Exact reproduction is required for all entries.

** START OF Records shown **

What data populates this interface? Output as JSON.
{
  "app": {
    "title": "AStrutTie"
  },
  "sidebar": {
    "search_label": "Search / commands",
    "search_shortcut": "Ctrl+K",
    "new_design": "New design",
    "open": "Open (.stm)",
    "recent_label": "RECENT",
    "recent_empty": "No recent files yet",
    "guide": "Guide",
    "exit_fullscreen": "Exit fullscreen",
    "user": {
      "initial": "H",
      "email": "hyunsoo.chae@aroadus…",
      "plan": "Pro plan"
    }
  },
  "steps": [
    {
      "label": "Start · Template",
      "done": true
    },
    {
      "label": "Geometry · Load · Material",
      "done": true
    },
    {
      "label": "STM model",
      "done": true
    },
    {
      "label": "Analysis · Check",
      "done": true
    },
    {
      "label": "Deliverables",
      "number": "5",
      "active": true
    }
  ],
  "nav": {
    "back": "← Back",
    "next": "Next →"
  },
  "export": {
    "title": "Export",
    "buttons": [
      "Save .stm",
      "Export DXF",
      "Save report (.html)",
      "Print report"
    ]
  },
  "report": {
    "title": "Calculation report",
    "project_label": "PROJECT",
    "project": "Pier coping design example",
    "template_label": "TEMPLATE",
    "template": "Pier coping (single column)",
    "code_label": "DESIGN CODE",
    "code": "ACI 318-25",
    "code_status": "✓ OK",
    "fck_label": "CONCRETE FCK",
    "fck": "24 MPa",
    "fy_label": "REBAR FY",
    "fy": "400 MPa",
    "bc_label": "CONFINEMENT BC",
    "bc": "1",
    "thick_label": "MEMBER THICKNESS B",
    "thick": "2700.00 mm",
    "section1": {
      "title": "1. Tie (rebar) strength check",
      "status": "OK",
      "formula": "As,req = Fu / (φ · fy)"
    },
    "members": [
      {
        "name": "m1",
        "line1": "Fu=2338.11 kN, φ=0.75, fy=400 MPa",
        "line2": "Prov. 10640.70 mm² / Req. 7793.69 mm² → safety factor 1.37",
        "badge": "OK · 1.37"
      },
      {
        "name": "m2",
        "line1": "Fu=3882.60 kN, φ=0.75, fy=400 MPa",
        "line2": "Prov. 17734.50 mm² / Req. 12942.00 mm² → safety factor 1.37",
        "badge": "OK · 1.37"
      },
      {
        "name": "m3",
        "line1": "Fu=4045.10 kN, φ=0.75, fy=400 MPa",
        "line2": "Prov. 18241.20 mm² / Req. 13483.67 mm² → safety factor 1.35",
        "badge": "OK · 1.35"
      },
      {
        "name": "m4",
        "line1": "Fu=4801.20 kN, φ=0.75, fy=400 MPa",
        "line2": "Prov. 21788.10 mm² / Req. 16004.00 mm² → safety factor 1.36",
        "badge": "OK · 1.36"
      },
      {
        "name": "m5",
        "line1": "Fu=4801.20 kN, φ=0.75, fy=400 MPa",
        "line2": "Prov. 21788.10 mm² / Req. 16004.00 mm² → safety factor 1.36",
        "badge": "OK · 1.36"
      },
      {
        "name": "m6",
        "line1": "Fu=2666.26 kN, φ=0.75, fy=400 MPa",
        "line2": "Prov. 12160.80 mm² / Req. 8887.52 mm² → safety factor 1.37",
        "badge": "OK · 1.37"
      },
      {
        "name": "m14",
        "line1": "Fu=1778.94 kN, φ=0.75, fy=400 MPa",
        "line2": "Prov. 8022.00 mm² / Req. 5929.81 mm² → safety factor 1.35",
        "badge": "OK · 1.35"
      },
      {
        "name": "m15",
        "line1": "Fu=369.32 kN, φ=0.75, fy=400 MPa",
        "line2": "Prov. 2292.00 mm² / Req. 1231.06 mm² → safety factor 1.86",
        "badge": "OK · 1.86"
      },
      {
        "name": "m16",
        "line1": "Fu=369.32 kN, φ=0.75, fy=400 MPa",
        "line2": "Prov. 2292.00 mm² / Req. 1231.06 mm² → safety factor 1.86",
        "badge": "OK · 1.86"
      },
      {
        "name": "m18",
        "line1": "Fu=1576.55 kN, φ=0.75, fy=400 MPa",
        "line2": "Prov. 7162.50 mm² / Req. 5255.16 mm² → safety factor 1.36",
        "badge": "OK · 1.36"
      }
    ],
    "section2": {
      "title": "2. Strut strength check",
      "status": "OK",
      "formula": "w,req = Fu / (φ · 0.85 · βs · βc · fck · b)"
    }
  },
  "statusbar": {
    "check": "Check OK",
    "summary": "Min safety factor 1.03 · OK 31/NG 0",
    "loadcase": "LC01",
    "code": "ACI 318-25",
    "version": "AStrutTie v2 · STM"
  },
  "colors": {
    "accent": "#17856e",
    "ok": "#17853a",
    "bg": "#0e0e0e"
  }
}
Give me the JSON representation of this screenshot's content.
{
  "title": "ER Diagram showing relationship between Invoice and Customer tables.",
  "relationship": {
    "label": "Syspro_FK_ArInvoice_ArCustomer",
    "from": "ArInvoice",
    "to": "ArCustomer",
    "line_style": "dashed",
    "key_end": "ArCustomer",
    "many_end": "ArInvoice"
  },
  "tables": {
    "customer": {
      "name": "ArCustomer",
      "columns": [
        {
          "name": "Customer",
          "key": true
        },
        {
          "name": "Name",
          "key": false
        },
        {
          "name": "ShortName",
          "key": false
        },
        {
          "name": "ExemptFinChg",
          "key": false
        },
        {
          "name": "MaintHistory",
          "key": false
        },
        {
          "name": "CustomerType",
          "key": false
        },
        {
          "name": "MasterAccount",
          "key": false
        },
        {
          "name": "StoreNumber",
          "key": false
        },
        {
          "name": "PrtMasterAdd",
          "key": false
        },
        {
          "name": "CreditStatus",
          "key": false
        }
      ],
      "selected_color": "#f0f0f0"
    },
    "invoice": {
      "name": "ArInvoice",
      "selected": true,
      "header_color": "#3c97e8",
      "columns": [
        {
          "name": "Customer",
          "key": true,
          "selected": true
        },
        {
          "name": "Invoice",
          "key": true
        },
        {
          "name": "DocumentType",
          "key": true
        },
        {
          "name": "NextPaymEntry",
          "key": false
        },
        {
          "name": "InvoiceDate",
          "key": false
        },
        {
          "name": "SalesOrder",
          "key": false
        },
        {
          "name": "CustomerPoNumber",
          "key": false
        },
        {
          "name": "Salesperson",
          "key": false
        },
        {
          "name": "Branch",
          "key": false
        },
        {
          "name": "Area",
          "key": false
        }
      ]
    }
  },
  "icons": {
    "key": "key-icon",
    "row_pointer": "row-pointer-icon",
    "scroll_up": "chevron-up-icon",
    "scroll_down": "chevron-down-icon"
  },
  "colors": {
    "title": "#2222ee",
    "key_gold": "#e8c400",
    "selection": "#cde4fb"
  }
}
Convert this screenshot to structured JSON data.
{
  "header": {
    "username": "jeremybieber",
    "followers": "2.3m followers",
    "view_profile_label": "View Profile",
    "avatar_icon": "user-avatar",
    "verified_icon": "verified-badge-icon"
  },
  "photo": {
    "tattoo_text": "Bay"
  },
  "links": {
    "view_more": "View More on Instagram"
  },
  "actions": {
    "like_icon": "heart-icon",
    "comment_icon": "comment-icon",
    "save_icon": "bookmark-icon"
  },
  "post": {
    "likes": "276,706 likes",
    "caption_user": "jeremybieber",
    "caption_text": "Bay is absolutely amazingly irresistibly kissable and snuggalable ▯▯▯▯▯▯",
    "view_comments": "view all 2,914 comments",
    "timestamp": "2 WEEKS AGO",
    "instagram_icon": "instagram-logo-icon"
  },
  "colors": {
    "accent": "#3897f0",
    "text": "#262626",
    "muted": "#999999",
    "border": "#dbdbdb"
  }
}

** END OF Records shown **

Solution to the exercise:
What data populates this interface? Output as JSON.
{
  "app": {
    "title": "AStrutTie"
  },
  "sidebar": {
    "search_label": "Search / commands",
    "search_shortcut": "Ctrl+K",
    "new_design": "New design",
    "open": "Open (.stm)",
    "recent_label": "RECENT",
    "recent_empty": "No recent files yet",
    "guide": "Guide",
    "exit_fullscreen": "Exit fullscreen",
    "user": {
      "initial": "H",
      "email": "hyunsoo.chae@aroadus…",
      "plan": "Pro plan"
    }
  },
  "steps": [
    {
      "label": "Start · Template",
      "done": true
    },
    {
      "label": "Geometry · Load · Material",
      "done": true
    },
    {
      "label": "STM model",
      "done": true
    },
    {
      "label": "Analysis · Check",
      "done": true
    },
    {
      "label": "Deliverables",
      "number": "5",
      "active": true
    }
  ],
  "nav": {
    "back": "← Back",
    "next": "Next →"
  },
  "export": {
    "title": "Export",
    "buttons": [
      "Save .stm",
      "Export DXF",
      "Save report (.html)",
      "Print report"
    ]
  },
  "report": {
    "title": "Calculation report",
    "project_label": "PROJECT",
    "project": "Pier coping design example",
    "template_label": "TEMPLATE",
    "template": "Pier coping (single column)",
    "code_label": "DESIGN CODE",
    "code": "ACI 318-25",
    "code_status": "✓ OK",
    "fck_label": "CONCRETE FCK",
    "fck": "24 MPa",
    "fy_label": "REBAR FY",
    "fy": "400 MPa",
    "bc_label": "CONFINEMENT BC",
    "bc": "1",
    "thick_label": "MEMBER THICKNESS B",
    "thick": "2700.00 mm",
    "section1": {
      "title": "1. Tie (rebar) strength check",
      "status": "OK",
      "formula": "As,req = Fu / (φ · fy)"
    },
    "members": [
      {
        "name": "m1",
        "line1": "Fu=2338.11 kN, φ=0.75, fy=400 MPa",
        "line2": "Prov. 10640.70 mm² / Req. 7793.69 mm² → safety factor 1.37",
        "badge": "OK · 1.37"
      },
      {
        "name": "m2",
        "line1": "Fu=3882.60 kN, φ=0.75, fy=400 MPa",
        "line2": "Prov. 17734.50 mm² / Req. 12942.00 mm² → safety factor 1.37",
        "badge": "OK · 1.37"
      },
      {
        "name": "m3",
        "line1": "Fu=4045.10 kN, φ=0.75, fy=400 MPa",
        "line2": "Prov. 18241.20 mm² / Req. 13483.67 mm² → safety factor 1.35",
        "badge": "OK · 1.35"
      },
      {
        "name": "m4",
        "line1": "Fu=4801.20 kN, φ=0.75, fy=400 MPa",
        "line2": "Prov. 21788.10 mm² / Req. 16004.00 mm² → safety factor 1.36",
        "badge": "OK · 1.36"
      },
      {
        "name": "m5",
        "line1": "Fu=4801.20 kN, φ=0.75, fy=400 MPa",
        "line2": "Prov. 21788.10 mm² / Req. 16004.00 mm² → safety factor 1.36",
        "badge": "OK · 1.36"
      },
      {
        "name": "m6",
        "line1": "Fu=2666.26 kN, φ=0.75, fy=400 MPa",
        "line2": "Prov. 12160.80 mm² / Req. 8887.52 mm² → safety factor 1.37",
        "badge": "OK · 1.37"
      },
      {
        "name": "m14",
        "line1": "Fu=1778.94 kN, φ=0.75, fy=400 MPa",
        "line2": "Prov. 8022.00 mm² / Req. 5929.81 mm² → safety factor 1.35",
        "badge": "OK · 1.35"
      },
      {
        "name": "m15",
        "line1": "Fu=369.32 kN, φ=0.75, fy=400 MPa",
        "line2": "Prov. 2292.00 mm² / Req. 1231.06 mm² → safety factor 1.86",
        "badge": "OK · 1.86"
      },
      {
        "name": "m16",
        "line1": "Fu=369.32 kN, φ=0.75, fy=400 MPa",
        "line2": "Prov. 2292.00 mm² / Req. 1231.06 mm² → safety factor 1.86",
        "badge": "OK · 1.86"
      },
      {
        "name": "m18",
        "line1": "Fu=1576.55 kN, φ=0.75, fy=400 MPa",
        "line2": "Prov. 7162.50 mm² / Req. 5255.16 mm² → safety factor 1.36",
        "badge": "OK · 1.36"
      }
    ],
    "section2": {
      "title": "2. Strut strength check",
      "status": "OK",
      "formula": "w,req = Fu / (φ · 0.85 · βs · βc · fck · b)"
    }
  },
  "statusbar": {
    "check": "Check OK",
    "summary": "Min safety factor 1.03 · OK 31/NG 0",
    "loadcase": "LC01",
    "code": "ACI 318-25",
    "version": "AStrutTie v2 · STM"
  },
  "colors": {
    "accent": "#17856e",
    "ok": "#17853a",
    "bg": "#0e0e0e"
  }
}
Give me the JSON representation of this screenshot's content.
{
  "title": "ER Diagram showing relationship between Invoice and Customer tables.",
  "relationship": {
    "label": "Syspro_FK_ArInvoice_ArCustomer",
    "from": "ArInvoice",
    "to": "ArCustomer",
    "line_style": "dashed",
    "key_end": "ArCustomer",
    "many_end": "ArInvoice"
  },
  "tables": {
    "customer": {
      "name": "ArCustomer",
      "columns": [
        {
          "name": "Customer",
          "key": true
        },
        {
          "name": "Name",
          "key": false
        },
        {
          "name": "ShortName",
          "key": false
        },
        {
          "name": "ExemptFinChg",
          "key": false
        },
        {
          "name": "MaintHistory",
          "key": false
        },
        {
          "name": "CustomerType",
          "key": false
        },
        {
          "name": "MasterAccount",
          "key": false
        },
        {
          "name": "StoreNumber",
          "key": false
        },
        {
          "name": "PrtMasterAdd",
          "key": false
        },
        {
          "name": "CreditStatus",
          "key": false
        }
      ],
      "selected_color": "#f0f0f0"
    },
    "invoice": {
      "name": "ArInvoice",
      "selected": true,
      "header_color": "#3c97e8",
      "columns": [
        {
          "name": "Customer",
          "key": true,
          "selected": true
        },
        {
          "name": "Invoice",
          "key": true
        },
        {
          "name": "DocumentType",
          "key": true
        },
        {
          "name": "NextPaymEntry",
          "key": false
        },
        {
          "name": "InvoiceDate",
          "key": false
        },
        {
          "name": "SalesOrder",
          "key": false
        },
        {
          "name": "CustomerPoNumber",
          "key": false
        },
        {
          "name": "Salesperson",
          "key": false
        },
        {
          "name": "Branch",
          "key": false
        },
        {
          "name": "Area",
          "key": false
        }
      ]
    }
  },
  "icons": {
    "key": "key-icon",
    "row_pointer": "row-pointer-icon",
    "scroll_up": "chevron-up-icon",
    "scroll_down": "chevron-down-icon"
  },
  "colors": {
    "title": "#2222ee",
    "key_gold": "#e8c400",
    "selection": "#cde4fb"
  }
}
Convert this screenshot to structured JSON data.
{
  "header": {
    "username": "jeremybieber",
    "followers": "2.3m followers",
    "view_profile_label": "View Profile",
    "avatar_icon": "user-avatar",
    "verified_icon": "verified-badge-icon"
  },
  "photo": {
    "tattoo_text": "Bay"
  },
  "links": {
    "view_more": "View More on Instagram"
  },
  "actions": {
    "like_icon": "heart-icon",
    "comment_icon": "comment-icon",
    "save_icon": "bookmark-icon"
  },
  "post": {
    "likes": "276,706 likes",
    "caption_user": "jeremybieber",
    "caption_text": "Bay is absolutely amazingly irresistibly kissable and snuggalable ▯▯▯▯▯▯",
    "view_comments": "view all 2,914 comments",
    "timestamp": "2 WEEKS AGO",
    "instagram_icon": "instagram-logo-icon"
  },
  "colors": {
    "accent": "#3897f0",
    "text": "#262626",
    "muted": "#999999",
    "border": "#dbdbdb"
  }
}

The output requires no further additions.